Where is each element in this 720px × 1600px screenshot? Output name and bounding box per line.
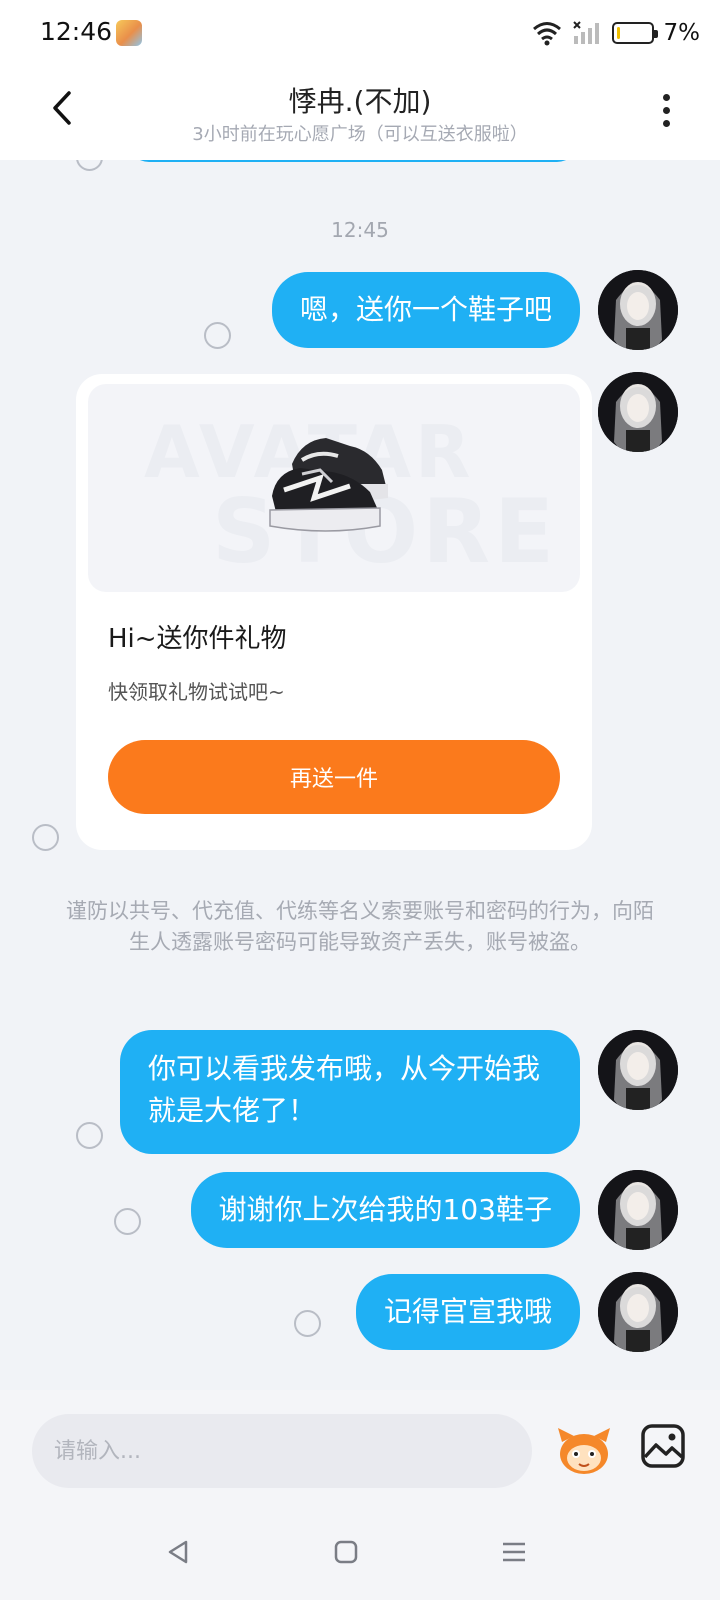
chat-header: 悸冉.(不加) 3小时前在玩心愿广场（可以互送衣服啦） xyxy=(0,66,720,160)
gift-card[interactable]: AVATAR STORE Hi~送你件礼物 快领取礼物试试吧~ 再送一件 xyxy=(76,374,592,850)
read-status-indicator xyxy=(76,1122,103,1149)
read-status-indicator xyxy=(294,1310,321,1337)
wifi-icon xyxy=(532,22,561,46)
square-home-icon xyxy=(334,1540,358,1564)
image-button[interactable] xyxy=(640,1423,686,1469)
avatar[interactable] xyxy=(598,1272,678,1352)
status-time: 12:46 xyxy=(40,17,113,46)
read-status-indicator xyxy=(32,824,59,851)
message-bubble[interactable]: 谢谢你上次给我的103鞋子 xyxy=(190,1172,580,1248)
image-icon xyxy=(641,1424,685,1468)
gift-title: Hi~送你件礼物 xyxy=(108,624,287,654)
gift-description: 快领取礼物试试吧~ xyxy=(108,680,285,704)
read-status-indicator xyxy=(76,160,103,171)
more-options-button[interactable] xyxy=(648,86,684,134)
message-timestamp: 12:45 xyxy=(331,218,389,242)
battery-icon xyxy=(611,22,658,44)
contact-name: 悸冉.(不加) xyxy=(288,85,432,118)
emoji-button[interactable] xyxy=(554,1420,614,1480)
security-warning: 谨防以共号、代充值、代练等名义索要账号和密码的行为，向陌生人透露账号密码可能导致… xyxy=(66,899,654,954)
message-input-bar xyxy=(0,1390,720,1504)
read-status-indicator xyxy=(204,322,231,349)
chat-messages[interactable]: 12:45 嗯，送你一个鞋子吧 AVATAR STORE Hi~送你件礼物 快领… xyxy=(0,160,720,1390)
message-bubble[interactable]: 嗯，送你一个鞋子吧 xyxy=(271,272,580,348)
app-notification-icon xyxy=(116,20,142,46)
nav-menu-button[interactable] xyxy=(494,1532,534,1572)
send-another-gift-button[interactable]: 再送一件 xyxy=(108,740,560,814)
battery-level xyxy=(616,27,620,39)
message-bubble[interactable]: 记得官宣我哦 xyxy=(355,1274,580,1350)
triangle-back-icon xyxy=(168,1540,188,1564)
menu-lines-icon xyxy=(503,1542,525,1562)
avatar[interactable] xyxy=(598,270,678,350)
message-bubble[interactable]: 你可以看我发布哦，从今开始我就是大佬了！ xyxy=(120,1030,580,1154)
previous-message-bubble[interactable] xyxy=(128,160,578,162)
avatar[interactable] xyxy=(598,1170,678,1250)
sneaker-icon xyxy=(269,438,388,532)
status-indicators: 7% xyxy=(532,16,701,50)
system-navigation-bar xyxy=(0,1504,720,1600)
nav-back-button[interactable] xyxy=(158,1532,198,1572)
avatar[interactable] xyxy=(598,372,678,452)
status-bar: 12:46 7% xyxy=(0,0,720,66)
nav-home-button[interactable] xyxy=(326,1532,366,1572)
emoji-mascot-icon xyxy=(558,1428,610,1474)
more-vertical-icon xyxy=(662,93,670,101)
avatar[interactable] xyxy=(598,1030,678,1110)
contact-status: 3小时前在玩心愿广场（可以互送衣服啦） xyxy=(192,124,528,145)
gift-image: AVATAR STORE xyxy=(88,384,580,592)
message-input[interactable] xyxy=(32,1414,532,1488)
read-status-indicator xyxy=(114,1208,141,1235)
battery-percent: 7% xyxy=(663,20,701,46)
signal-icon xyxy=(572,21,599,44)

→ Written request
How many of the rows above contain the string "status"? Reply with the number only.

→ Solution for this problem
10